## Given problem
Where the data below has the string "name", return the whole line.

## Source records
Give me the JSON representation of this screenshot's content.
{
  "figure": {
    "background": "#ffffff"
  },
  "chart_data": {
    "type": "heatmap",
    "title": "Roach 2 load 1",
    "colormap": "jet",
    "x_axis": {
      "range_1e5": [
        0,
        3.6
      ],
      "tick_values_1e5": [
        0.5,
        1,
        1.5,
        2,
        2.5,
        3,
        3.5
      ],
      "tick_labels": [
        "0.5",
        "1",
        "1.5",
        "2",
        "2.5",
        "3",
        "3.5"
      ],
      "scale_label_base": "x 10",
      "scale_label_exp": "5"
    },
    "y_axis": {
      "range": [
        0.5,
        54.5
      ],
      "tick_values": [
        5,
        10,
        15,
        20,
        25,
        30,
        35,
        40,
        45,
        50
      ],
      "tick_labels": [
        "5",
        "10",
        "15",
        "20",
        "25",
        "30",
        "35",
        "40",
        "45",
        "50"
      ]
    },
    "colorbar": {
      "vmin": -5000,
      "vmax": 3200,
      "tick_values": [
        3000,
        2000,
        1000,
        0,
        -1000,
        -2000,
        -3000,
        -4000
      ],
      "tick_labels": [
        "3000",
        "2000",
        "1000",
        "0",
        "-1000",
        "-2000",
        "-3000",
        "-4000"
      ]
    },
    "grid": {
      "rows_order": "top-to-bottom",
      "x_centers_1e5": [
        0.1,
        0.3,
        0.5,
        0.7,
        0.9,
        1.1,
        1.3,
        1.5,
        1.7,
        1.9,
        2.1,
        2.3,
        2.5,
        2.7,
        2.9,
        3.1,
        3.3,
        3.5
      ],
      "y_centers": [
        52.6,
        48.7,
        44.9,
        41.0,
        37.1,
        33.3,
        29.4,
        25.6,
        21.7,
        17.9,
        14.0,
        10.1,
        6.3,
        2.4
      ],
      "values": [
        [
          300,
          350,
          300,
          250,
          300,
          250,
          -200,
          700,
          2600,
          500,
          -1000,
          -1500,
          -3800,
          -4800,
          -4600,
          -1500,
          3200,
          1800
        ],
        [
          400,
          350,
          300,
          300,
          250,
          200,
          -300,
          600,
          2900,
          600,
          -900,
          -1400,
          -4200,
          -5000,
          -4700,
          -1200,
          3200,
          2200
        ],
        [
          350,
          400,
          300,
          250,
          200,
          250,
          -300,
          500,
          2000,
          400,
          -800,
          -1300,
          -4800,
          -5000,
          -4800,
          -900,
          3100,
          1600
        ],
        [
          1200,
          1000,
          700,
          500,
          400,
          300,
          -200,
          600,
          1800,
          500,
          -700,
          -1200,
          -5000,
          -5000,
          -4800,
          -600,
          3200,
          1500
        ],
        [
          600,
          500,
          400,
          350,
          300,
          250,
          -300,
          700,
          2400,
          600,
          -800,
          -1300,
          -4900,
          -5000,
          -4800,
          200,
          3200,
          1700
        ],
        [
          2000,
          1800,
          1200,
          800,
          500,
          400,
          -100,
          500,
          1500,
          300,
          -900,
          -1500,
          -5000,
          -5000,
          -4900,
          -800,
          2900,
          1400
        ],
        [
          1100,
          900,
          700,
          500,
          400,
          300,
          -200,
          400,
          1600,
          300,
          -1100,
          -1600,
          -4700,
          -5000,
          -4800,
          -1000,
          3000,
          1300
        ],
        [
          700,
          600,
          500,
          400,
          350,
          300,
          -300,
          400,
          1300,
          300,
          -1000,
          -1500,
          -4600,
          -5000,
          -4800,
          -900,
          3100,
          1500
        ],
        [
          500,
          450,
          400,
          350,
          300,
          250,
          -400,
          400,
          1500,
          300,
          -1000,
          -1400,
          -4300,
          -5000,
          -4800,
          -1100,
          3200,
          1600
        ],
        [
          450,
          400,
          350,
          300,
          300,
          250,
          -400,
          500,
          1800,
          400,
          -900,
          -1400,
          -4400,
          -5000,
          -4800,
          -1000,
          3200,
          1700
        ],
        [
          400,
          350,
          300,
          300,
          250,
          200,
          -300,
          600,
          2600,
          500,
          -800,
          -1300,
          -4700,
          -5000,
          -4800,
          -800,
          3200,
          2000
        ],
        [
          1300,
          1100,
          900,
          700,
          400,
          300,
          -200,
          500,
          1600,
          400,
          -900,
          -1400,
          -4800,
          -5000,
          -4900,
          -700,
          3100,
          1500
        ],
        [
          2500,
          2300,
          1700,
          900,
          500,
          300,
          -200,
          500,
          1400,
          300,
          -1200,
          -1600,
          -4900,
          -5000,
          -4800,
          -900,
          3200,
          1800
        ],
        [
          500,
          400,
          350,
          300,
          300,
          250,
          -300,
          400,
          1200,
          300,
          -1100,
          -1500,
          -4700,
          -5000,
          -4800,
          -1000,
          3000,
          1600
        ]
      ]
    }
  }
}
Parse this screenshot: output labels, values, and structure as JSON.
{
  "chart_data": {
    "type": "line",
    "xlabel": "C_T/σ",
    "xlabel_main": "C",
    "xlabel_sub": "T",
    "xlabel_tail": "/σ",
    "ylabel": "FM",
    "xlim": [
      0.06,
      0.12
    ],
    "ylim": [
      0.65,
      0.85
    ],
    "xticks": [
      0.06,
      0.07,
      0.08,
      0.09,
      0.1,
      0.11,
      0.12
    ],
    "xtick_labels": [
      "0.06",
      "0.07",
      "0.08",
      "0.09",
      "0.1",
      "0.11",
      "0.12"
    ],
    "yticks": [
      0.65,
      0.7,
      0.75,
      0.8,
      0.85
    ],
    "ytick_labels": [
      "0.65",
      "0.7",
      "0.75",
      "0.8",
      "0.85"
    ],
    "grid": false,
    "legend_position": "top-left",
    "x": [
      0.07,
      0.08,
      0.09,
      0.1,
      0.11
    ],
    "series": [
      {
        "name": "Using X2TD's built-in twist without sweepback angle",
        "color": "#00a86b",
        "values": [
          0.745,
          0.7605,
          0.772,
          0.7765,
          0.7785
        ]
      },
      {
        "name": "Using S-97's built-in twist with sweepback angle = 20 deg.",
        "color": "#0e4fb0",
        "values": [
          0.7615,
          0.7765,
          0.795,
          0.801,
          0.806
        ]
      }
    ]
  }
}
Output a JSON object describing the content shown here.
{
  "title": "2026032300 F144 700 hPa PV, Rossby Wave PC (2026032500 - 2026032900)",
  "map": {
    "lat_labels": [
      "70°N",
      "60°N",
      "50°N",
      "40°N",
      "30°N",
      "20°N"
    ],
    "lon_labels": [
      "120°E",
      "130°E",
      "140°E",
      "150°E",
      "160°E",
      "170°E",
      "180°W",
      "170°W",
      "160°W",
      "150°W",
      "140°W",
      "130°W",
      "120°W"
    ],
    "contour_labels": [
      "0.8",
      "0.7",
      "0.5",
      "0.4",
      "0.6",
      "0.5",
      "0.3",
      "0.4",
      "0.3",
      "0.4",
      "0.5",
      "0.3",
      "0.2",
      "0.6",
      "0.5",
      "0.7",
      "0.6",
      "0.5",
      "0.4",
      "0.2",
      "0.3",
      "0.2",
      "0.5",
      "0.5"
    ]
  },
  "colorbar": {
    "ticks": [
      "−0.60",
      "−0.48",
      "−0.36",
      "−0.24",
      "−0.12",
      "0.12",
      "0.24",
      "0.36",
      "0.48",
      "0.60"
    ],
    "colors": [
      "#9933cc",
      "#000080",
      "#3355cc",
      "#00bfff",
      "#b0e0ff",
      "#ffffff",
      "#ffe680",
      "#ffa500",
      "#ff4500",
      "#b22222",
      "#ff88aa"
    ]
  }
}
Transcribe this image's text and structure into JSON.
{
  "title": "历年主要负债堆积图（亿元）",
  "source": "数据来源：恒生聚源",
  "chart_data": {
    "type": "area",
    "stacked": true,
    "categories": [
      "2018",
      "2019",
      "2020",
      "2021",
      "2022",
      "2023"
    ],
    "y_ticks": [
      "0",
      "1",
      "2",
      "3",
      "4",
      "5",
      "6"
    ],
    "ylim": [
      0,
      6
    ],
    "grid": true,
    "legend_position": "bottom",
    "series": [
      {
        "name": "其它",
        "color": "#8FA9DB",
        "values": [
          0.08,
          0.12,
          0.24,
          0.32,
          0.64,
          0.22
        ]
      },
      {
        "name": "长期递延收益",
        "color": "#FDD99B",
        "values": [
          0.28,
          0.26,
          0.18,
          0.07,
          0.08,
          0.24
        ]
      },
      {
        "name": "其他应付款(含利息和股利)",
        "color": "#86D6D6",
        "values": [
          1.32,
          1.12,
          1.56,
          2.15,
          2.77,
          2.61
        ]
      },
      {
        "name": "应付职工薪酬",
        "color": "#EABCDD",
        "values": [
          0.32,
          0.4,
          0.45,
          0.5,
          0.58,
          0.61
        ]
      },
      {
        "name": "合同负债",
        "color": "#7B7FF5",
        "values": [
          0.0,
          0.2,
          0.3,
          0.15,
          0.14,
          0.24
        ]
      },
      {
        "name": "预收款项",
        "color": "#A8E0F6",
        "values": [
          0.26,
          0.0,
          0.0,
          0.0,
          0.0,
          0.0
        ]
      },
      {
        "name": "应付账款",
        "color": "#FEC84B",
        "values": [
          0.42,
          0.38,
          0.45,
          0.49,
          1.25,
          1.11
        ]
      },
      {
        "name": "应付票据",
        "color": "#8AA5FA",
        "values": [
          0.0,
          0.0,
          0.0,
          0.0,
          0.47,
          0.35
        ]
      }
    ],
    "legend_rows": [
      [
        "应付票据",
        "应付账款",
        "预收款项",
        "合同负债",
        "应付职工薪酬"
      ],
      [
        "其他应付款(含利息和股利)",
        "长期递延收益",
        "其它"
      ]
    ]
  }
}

## Final result
        "name": "Using X2TD's built-in twist without sweepback angle",
        "name": "Using S-97's built-in twist with sweepback angle = 20 deg.",
        "name": "其它",
        "name": "长期递延收益",
        "name": "其他应付款(含利息和股利)",
        "name": "应付职工薪酬",
        "name": "合同负债",
        "name": "预收款项",
        "name": "应付账款",
        "name": "应付票据",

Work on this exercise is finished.